Wherever "市医疗保障局是" appears in a line, copy that line.
•••••
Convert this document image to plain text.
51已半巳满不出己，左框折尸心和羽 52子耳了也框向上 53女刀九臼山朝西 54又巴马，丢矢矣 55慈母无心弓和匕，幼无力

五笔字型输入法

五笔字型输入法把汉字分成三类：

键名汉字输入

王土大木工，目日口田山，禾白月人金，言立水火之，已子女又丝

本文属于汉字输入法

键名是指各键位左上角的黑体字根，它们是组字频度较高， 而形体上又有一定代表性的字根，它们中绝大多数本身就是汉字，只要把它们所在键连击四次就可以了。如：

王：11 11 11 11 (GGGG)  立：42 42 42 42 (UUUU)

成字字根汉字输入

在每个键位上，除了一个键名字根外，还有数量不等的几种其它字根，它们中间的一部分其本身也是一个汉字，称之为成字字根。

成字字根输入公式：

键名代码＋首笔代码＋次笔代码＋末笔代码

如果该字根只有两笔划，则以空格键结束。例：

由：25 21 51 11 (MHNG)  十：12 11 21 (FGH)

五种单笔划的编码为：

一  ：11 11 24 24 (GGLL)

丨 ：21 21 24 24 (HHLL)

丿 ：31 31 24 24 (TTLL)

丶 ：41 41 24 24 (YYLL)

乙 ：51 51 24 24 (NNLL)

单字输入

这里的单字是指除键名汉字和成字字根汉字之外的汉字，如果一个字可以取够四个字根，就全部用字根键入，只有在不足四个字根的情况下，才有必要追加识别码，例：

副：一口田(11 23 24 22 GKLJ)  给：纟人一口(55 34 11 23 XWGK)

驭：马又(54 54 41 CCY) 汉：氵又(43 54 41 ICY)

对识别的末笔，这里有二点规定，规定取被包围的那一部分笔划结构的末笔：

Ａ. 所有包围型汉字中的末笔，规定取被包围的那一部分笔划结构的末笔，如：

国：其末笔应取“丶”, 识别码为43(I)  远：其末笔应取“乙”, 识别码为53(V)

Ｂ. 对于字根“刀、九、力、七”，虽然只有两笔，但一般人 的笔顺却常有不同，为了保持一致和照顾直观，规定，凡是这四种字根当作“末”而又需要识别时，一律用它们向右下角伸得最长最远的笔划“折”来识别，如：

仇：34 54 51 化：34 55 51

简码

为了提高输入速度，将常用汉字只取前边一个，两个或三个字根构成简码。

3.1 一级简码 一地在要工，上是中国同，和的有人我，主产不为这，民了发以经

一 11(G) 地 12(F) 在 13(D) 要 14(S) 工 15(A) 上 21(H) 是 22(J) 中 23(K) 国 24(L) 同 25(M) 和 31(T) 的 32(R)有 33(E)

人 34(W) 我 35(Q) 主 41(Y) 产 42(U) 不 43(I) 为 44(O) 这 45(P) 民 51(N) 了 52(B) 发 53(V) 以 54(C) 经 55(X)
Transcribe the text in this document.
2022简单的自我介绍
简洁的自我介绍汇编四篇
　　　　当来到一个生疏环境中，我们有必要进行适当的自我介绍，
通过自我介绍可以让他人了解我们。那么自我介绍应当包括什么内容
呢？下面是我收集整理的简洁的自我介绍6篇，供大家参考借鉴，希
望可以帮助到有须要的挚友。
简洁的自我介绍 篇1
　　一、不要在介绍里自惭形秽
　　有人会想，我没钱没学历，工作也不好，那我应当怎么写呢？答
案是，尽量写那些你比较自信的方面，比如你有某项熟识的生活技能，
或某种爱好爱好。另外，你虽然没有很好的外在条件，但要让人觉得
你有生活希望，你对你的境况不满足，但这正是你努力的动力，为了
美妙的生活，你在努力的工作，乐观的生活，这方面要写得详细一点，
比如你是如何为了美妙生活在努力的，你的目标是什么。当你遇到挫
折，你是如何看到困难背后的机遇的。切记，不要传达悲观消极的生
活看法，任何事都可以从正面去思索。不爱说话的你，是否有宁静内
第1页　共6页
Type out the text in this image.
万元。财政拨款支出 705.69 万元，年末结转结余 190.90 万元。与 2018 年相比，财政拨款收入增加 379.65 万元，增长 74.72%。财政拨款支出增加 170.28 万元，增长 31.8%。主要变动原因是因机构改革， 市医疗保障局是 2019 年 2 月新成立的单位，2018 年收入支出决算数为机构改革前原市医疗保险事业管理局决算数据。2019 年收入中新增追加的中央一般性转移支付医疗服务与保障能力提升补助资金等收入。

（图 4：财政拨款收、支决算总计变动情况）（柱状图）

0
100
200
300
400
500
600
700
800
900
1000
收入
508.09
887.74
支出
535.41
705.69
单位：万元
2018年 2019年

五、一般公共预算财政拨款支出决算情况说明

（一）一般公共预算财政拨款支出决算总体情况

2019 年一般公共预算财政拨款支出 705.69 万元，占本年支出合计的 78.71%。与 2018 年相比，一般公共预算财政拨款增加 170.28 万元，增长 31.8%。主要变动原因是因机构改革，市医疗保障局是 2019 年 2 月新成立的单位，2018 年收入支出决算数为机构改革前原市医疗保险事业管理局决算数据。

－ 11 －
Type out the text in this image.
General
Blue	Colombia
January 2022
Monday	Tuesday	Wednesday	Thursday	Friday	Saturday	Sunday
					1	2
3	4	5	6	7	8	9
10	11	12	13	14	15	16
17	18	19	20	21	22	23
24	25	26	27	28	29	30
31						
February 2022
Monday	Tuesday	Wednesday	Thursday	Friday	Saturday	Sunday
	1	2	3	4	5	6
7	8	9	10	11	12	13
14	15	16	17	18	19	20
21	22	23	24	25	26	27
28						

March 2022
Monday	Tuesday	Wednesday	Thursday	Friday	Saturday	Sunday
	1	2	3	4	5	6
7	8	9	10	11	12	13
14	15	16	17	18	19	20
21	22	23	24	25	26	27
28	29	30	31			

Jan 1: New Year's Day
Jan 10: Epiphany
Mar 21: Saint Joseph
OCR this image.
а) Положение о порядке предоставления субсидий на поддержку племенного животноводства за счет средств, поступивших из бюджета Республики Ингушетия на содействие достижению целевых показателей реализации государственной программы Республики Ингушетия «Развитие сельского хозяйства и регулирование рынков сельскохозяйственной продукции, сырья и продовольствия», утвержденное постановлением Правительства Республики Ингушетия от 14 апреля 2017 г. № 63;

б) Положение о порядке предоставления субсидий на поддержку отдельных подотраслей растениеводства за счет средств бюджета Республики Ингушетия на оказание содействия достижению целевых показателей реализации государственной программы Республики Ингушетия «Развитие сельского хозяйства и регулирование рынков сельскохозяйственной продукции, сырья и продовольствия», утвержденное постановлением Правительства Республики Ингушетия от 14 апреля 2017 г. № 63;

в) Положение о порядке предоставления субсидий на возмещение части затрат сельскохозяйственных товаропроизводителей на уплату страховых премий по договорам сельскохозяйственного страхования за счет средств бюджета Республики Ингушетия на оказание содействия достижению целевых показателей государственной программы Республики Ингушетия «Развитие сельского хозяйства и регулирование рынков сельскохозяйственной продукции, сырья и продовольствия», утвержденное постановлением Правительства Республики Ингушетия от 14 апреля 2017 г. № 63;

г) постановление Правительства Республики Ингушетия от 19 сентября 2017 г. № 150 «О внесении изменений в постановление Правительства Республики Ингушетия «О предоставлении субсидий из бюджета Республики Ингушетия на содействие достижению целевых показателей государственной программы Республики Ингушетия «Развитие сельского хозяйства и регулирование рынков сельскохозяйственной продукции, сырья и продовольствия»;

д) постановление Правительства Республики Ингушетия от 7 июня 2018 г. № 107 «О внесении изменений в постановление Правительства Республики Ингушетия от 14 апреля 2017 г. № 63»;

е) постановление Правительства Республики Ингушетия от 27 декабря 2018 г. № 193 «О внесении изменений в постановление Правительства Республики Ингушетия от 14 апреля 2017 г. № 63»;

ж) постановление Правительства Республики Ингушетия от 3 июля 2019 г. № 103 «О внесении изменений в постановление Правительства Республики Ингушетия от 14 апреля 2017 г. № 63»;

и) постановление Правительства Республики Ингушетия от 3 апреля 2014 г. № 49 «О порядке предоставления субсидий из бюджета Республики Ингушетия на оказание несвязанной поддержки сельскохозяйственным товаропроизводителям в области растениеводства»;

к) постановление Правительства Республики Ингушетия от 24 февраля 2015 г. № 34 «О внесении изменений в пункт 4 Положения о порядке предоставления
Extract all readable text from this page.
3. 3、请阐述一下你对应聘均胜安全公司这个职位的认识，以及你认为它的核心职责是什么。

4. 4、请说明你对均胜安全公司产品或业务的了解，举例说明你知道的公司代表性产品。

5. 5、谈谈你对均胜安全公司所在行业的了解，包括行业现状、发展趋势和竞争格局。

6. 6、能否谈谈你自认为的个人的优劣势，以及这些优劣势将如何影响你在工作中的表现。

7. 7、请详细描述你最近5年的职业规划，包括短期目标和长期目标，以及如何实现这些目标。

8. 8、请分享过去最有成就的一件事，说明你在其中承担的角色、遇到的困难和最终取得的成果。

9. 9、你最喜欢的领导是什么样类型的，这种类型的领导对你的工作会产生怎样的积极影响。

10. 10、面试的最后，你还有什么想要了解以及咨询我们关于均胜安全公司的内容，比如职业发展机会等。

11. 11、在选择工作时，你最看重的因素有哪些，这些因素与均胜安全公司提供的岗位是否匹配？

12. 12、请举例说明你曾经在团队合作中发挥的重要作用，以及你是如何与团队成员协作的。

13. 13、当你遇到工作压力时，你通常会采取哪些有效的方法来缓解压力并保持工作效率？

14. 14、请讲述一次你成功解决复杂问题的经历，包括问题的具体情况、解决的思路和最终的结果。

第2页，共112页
•••••
Answer to the task:
万元。财政拨款支出 705.69 万元，年末结转结余 190.90 万元。与 2018 年相比，财政拨款收入增加 379.65 万元，增长 74.72%。财政拨款支出增加 170.28 万元，增长 31.8%。主要变动原因是因机构改革， 市医疗保障局是 2019 年 2 月新成立的单位，2018 年收入支出决算数为机构改革前原市医疗保险事业管理局决算数据。2019 年收入中新增追加的中央一般性转移支付医疗服务与保障能力提升补助资金等收入。
2019 年一般公共预算财政拨款支出 705.69 万元，占本年支出合计的 78.71%。与 2018 年相比，一般公共预算财政拨款增加 170.28 万元，增长 31.8%。主要变动原因是因机构改革，市医疗保障局是 2019 年 2 月新成立的单位，2018 年收入支出决算数为机构改革前原市医疗保险事业管理局决算数据。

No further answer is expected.